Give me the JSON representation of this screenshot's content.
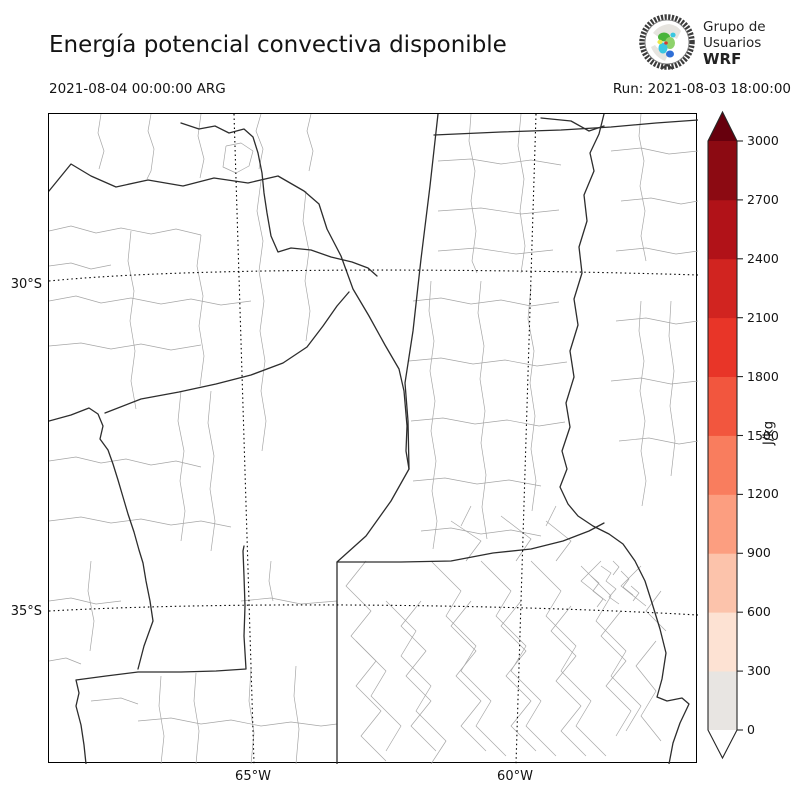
{
  "header": {
    "title": "Energía potencial convectiva disponible",
    "valid_time": "2021-08-04 00:00:00 ARG",
    "run_label": "Run: 2021-08-03 18:00:00"
  },
  "logo": {
    "line1": "Grupo de",
    "line2": "Usuarios",
    "line3": "WRF"
  },
  "map": {
    "yticks": [
      "30°S",
      "35°S"
    ],
    "xticks": [
      "65°W",
      "60°W"
    ]
  },
  "colorbar": {
    "unit_label": "J/kg",
    "levels": [
      0,
      300,
      600,
      900,
      1200,
      1500,
      1800,
      2100,
      2400,
      2700,
      3000
    ],
    "bin_colors": [
      "#e8e5e2",
      "#fde2d3",
      "#fcc3ab",
      "#fc9e80",
      "#f97d5e",
      "#f2563e",
      "#e83528",
      "#d12420",
      "#b11218",
      "#8c0a12"
    ],
    "extend_over_color": "#67000d",
    "extend_under_color": "#ffffff",
    "outline_color": "#262626"
  }
}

__________________________________________________

Given task → Print the whole listing above once more, word for word, without its pictures.

Worked answer →
Give me the JSON representation of this screenshot's content.
{
  "header": {
    "title": "Energía potencial convectiva disponible",
    "valid_time": "2021-08-04 00:00:00 ARG",
    "run_label": "Run: 2021-08-03 18:00:00"
  },
  "logo": {
    "line1": "Grupo de",
    "line2": "Usuarios",
    "line3": "WRF"
  },
  "map": {
    "yticks": [
      "30°S",
      "35°S"
    ],
    "xticks": [
      "65°W",
      "60°W"
    ]
  },
  "colorbar": {
    "unit_label": "J/kg",
    "levels": [
      0,
      300,
      600,
      900,
      1200,
      1500,
      1800,
      2100,
      2400,
      2700,
      3000
    ],
    "bin_colors": [
      "#e8e5e2",
      "#fde2d3",
      "#fcc3ab",
      "#fc9e80",
      "#f97d5e",
      "#f2563e",
      "#e83528",
      "#d12420",
      "#b11218",
      "#8c0a12"
    ],
    "extend_over_color": "#67000d",
    "extend_under_color": "#ffffff",
    "outline_color": "#262626"
  }
}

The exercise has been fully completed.